- [Requirements] Copy out all the lines exactly. Omit pictures.

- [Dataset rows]
┏━━
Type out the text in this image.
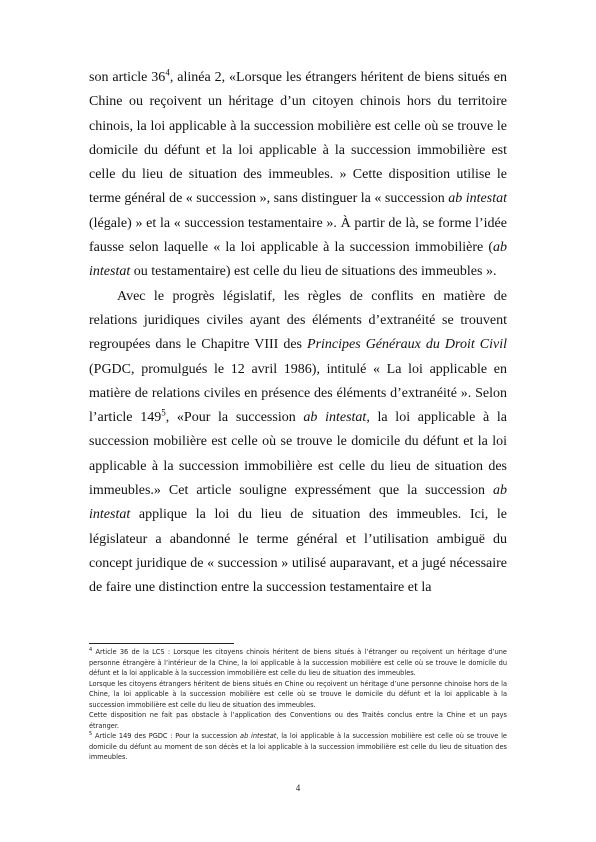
son article $36^4$, alinéa 2, «Lorsque les étrangers héritent de biens situés en Chine ou reçoivent un héritage d’un citoyen chinois hors du territoire chinois, la loi applicable à la succession mobilière est celle où se trouve le domicile du défunt et la loi applicable à la succession immobilière est celle du lieu de situation des immeubles. » Cette disposition utilise le terme général de « succession », sans distinguer la « succession ab intestat (légale) » et la « succession testamentaire ». À partir de là, se forme l’idée fausse selon laquelle « la loi applicable à la succession immobilière (ab intestat ou testamentaire) est celle du lieu de situations des immeubles ».

Avec le progrès législatif, les règles de conflits en matière de relations juridiques civiles ayant des éléments d’extranéité se trouvent regroupées dans le Chapitre VIII des Principes Généraux du Droit Civil (PGDC, promulgués le 12 avril 1986), intitulé « La loi applicable en matière de relations civiles en présence des éléments d’extranéité ». Selon l’article $149^5$, «Pour la succession ab intestat, la loi applicable à la succession mobilière est celle où se trouve le domicile du défunt et la loi applicable à la succession immobilière est celle du lieu de situation des immeubles.» Cet article souligne expressément que la succession ab intestat applique la loi du lieu de situation des immeubles. Ici, le législateur a abandonné le terme général et l’utilisation ambiguë du concept juridique de « succession » utilisé auparavant, et a jugé nécessaire de faire une distinction entre la succession testamentaire et la

$^4$ Article 36 de la LCS : Lorsque les citoyens chinois héritent de biens situés à l’étranger ou reçoivent un héritage d’une personne étrangère à l’intérieur de la Chine, la loi applicable à la succession mobilière est celle où se trouve le domicile du défunt et la loi applicable à la succession immobilière est celle du lieu de situation des immeubles.

Lorsque les citoyens étrangers héritent de biens situés en Chine ou reçoivent un héritage d’une personne chinoise hors de la Chine, la loi applicable à la succession mobilière est celle où se trouve le domicile du défunt et la loi applicable à la succession immobilière est celle du lieu de situation des immeubles.

Cette disposition ne fait pas obstacle à l’application des Conventions ou des Traités conclus entre la Chine et un pays étranger.

$^5$ Article 149 des PGDC : Pour la succession ab intestat, la loi applicable à la succession mobilière est celle où se trouve le domicile du défunt au moment de son décès et la loi applicable à la succession immobilière est celle du lieu de situation des immeubles.

4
┗━━
- [Result]
Type out the text in this image.
son article $36^4$, alinéa 2, «Lorsque les étrangers héritent de biens situés en Chine ou reçoivent un héritage d’un citoyen chinois hors du territoire chinois, la loi applicable à la succession mobilière est celle où se trouve le domicile du défunt et la loi applicable à la succession immobilière est celle du lieu de situation des immeubles. » Cette disposition utilise le terme général de « succession », sans distinguer la « succession ab intestat (légale) » et la « succession testamentaire ». À partir de là, se forme l’idée fausse selon laquelle « la loi applicable à la succession immobilière (ab intestat ou testamentaire) est celle du lieu de situations des immeubles ».

Avec le progrès législatif, les règles de conflits en matière de relations juridiques civiles ayant des éléments d’extranéité se trouvent regroupées dans le Chapitre VIII des Principes Généraux du Droit Civil (PGDC, promulgués le 12 avril 1986), intitulé « La loi applicable en matière de relations civiles en présence des éléments d’extranéité ». Selon l’article $149^5$, «Pour la succession ab intestat, la loi applicable à la succession mobilière est celle où se trouve le domicile du défunt et la loi applicable à la succession immobilière est celle du lieu de situation des immeubles.» Cet article souligne expressément que la succession ab intestat applique la loi du lieu de situation des immeubles. Ici, le législateur a abandonné le terme général et l’utilisation ambiguë du concept juridique de « succession » utilisé auparavant, et a jugé nécessaire de faire une distinction entre la succession testamentaire et la

$^4$ Article 36 de la LCS : Lorsque les citoyens chinois héritent de biens situés à l’étranger ou reçoivent un héritage d’une personne étrangère à l’intérieur de la Chine, la loi applicable à la succession mobilière est celle où se trouve le domicile du défunt et la loi applicable à la succession immobilière est celle du lieu de situation des immeubles.

Lorsque les citoyens étrangers héritent de biens situés en Chine ou reçoivent un héritage d’une personne chinoise hors de la Chine, la loi applicable à la succession mobilière est celle où se trouve le domicile du défunt et la loi applicable à la succession immobilière est celle du lieu de situation des immeubles.

Cette disposition ne fait pas obstacle à l’application des Conventions ou des Traités conclus entre la Chine et un pays étranger.

$^5$ Article 149 des PGDC : Pour la succession ab intestat, la loi applicable à la succession mobilière est celle où se trouve le domicile du défunt au moment de son décès et la loi applicable à la succession immobilière est celle du lieu de situation des immeubles.

4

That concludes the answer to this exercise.